=== WHAT TO WORK ON ===
Any picture among the records should be left out, please; retype the rest exactly.

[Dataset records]
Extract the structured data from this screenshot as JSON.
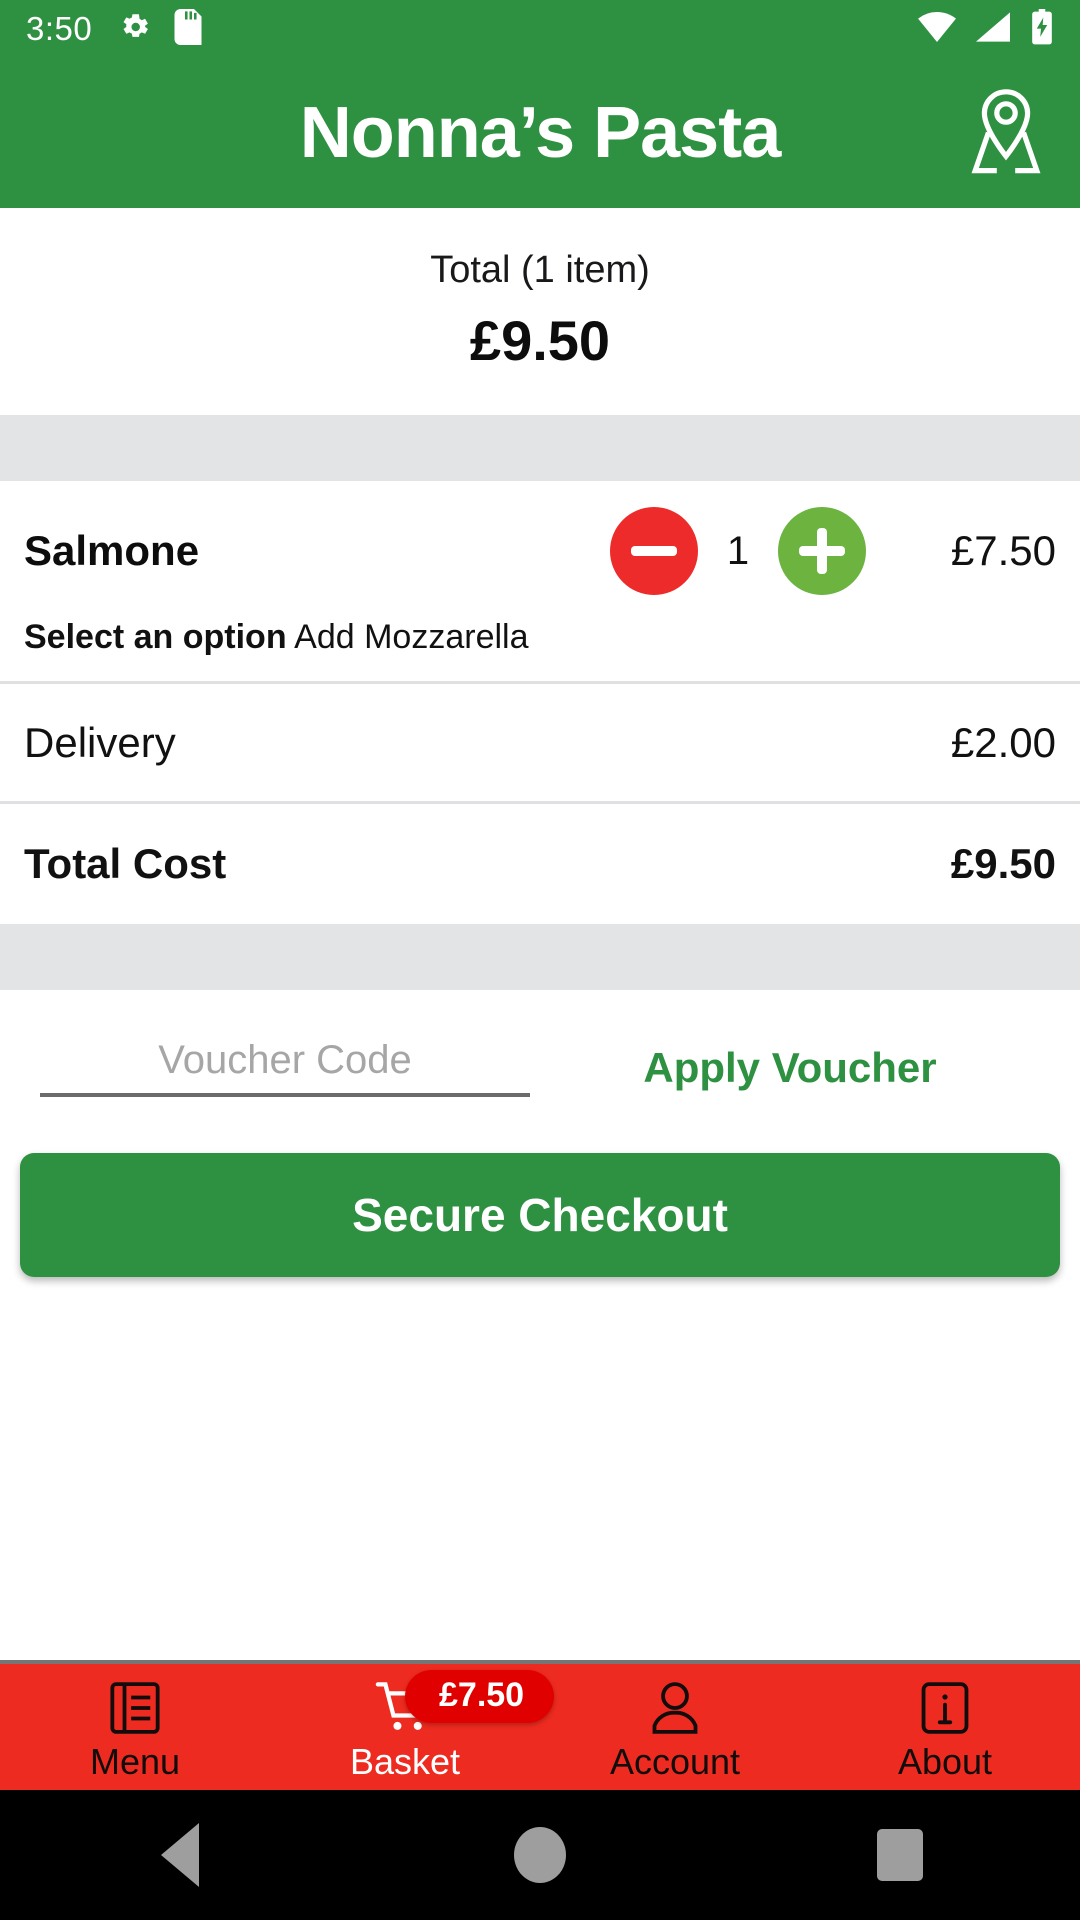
{
  "status_bar": {
    "time": "3:50",
    "left_icons": [
      "gear-icon",
      "sd-card-icon"
    ],
    "right_icons": [
      "wifi-icon",
      "cellular-signal-icon",
      "battery-charging-icon"
    ]
  },
  "app_bar": {
    "title": "Nonna’s Pasta",
    "action_icon": "map-location-pin-icon",
    "background_color": "#2E9142"
  },
  "order_summary": {
    "label": "Total (1 item)",
    "amount": "£9.50"
  },
  "basket": {
    "items": [
      {
        "name": "Salmone",
        "quantity": "1",
        "price": "£7.50",
        "option_label": "Select an option",
        "option_value": "Add Mozzarella",
        "decrement_icon": "minus-circle-icon",
        "increment_icon": "plus-circle-icon"
      }
    ],
    "lines": [
      {
        "label": "Delivery",
        "value": "£2.00",
        "emphasis": false
      },
      {
        "label": "Total Cost",
        "value": "£9.50",
        "emphasis": true
      }
    ]
  },
  "voucher": {
    "placeholder": "Voucher Code",
    "value": "",
    "apply_label": "Apply Voucher"
  },
  "checkout": {
    "label": "Secure Checkout"
  },
  "bottom_nav": {
    "background_color": "#EE2B20",
    "badge": {
      "text": "£7.50",
      "color": "#E00000"
    },
    "items": [
      {
        "label": "Menu",
        "icon": "menu-book-icon",
        "active": false
      },
      {
        "label": "Basket",
        "icon": "shopping-cart-icon",
        "active": true
      },
      {
        "label": "Account",
        "icon": "person-icon",
        "active": false
      },
      {
        "label": "About",
        "icon": "info-icon",
        "active": false
      }
    ]
  },
  "system_nav": {
    "buttons": [
      "back-triangle-icon",
      "home-circle-icon",
      "recents-square-icon"
    ]
  },
  "colors": {
    "brand_green": "#2E9142",
    "accent_red": "#EE2B2B",
    "accent_green": "#6CB33F",
    "nav_red": "#EE2B20",
    "band_grey": "#E3E4E6"
  }
}
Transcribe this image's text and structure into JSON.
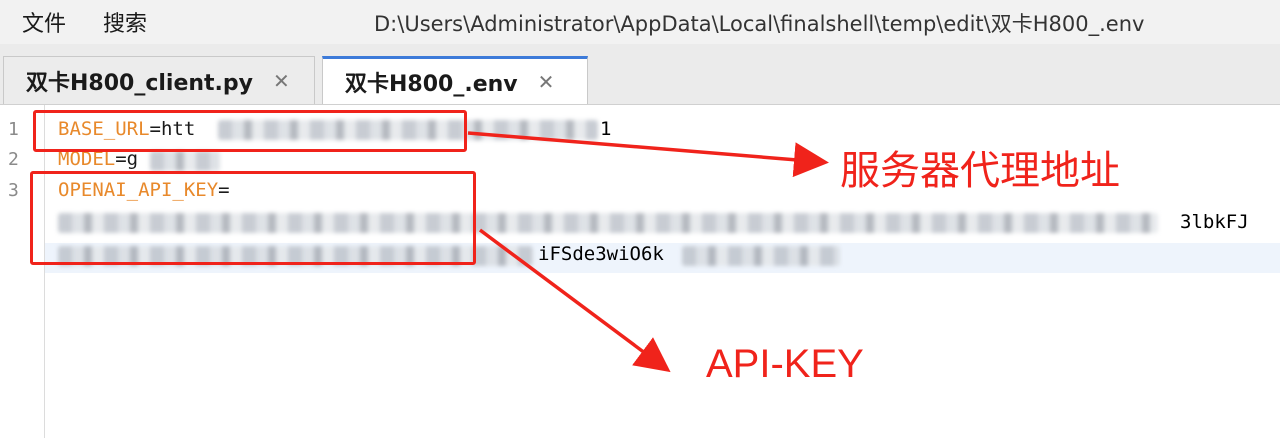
{
  "menu": {
    "file": "文件",
    "search": "搜索"
  },
  "path": "D:\\Users\\Administrator\\AppData\\Local\\finalshell\\temp\\edit\\双卡H800_.env",
  "tabs": [
    {
      "label": "双卡H800_client.py",
      "close": "✕"
    },
    {
      "label": "双卡H800_.env",
      "close": "✕"
    }
  ],
  "lines": {
    "l1": {
      "num": "1",
      "key": "BASE_URL",
      "eq": "=",
      "value_start": "htt",
      "value_end": "1"
    },
    "l2": {
      "num": "2",
      "key": "MODEL",
      "eq": "=",
      "value_start": "g"
    },
    "l3": {
      "num": "3",
      "key": "OPENAI_API_KEY",
      "eq": "="
    },
    "l4": {
      "value_end": "3lbkFJ"
    },
    "l5": {
      "value_mid": "iFSde3wiO6k"
    }
  },
  "annotations": {
    "proxy": "服务器代理地址",
    "apikey": "API-KEY",
    "color": "#f0231b"
  }
}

=== RESULT OF THE EXERCISE ===
Extract the structured data from this screenshot as JSON.
{
  "status_bar": {
    "time": "3:50",
    "left_icons": [
      "gear-icon",
      "sd-card-icon"
    ],
    "right_icons": [
      "wifi-icon",
      "cellular-signal-icon",
      "battery-charging-icon"
    ]
  },
  "app_bar": {
    "title": "Nonna’s Pasta",
    "action_icon": "map-location-pin-icon",
    "background_color": "#2E9142"
  },
  "order_summary": {
    "label": "Total (1 item)",
    "amount": "£9.50"
  },
  "basket": {
    "items": [
      {
        "name": "Salmone",
        "quantity": "1",
        "price": "£7.50",
        "option_label": "Select an option",
        "option_value": "Add Mozzarella",
        "decrement_icon": "minus-circle-icon",
        "increment_icon": "plus-circle-icon"
      }
    ],
    "lines": [
      {
        "label": "Delivery",
        "value": "£2.00",
        "emphasis": false
      },
      {
        "label": "Total Cost",
        "value": "£9.50",
        "emphasis": true
      }
    ]
  },
  "voucher": {
    "placeholder": "Voucher Code",
    "value": "",
    "apply_label": "Apply Voucher"
  },
  "checkout": {
    "label": "Secure Checkout"
  },
  "bottom_nav": {
    "background_color": "#EE2B20",
    "badge": {
      "text": "£7.50",
      "color": "#E00000"
    },
    "items": [
      {
        "label": "Menu",
        "icon": "menu-book-icon",
        "active": false
      },
      {
        "label": "Basket",
        "icon": "shopping-cart-icon",
        "active": true
      },
      {
        "label": "Account",
        "icon": "person-icon",
        "active": false
      },
      {
        "label": "About",
        "icon": "info-icon",
        "active": false
      }
    ]
  },
  "system_nav": {
    "buttons": [
      "back-triangle-icon",
      "home-circle-icon",
      "recents-square-icon"
    ]
  },
  "colors": {
    "brand_green": "#2E9142",
    "accent_red": "#EE2B2B",
    "accent_green": "#6CB33F",
    "nav_red": "#EE2B20",
    "band_grey": "#E3E4E6"
  }
}
Transcribe this image's text and structure into JSON.
{
  "menu": {
    "file": "文件",
    "search": "搜索"
  },
  "path": "D:\\Users\\Administrator\\AppData\\Local\\finalshell\\temp\\edit\\双卡H800_.env",
  "tabs": [
    {
      "label": "双卡H800_client.py",
      "close": "✕"
    },
    {
      "label": "双卡H800_.env",
      "close": "✕"
    }
  ],
  "lines": {
    "l1": {
      "num": "1",
      "key": "BASE_URL",
      "eq": "=",
      "value_start": "htt",
      "value_end": "1"
    },
    "l2": {
      "num": "2",
      "key": "MODEL",
      "eq": "=",
      "value_start": "g"
    },
    "l3": {
      "num": "3",
      "key": "OPENAI_API_KEY",
      "eq": "="
    },
    "l4": {
      "value_end": "3lbkFJ"
    },
    "l5": {
      "value_mid": "iFSde3wiO6k"
    }
  },
  "annotations": {
    "proxy": "服务器代理地址",
    "apikey": "API-KEY",
    "color": "#f0231b"
  }
}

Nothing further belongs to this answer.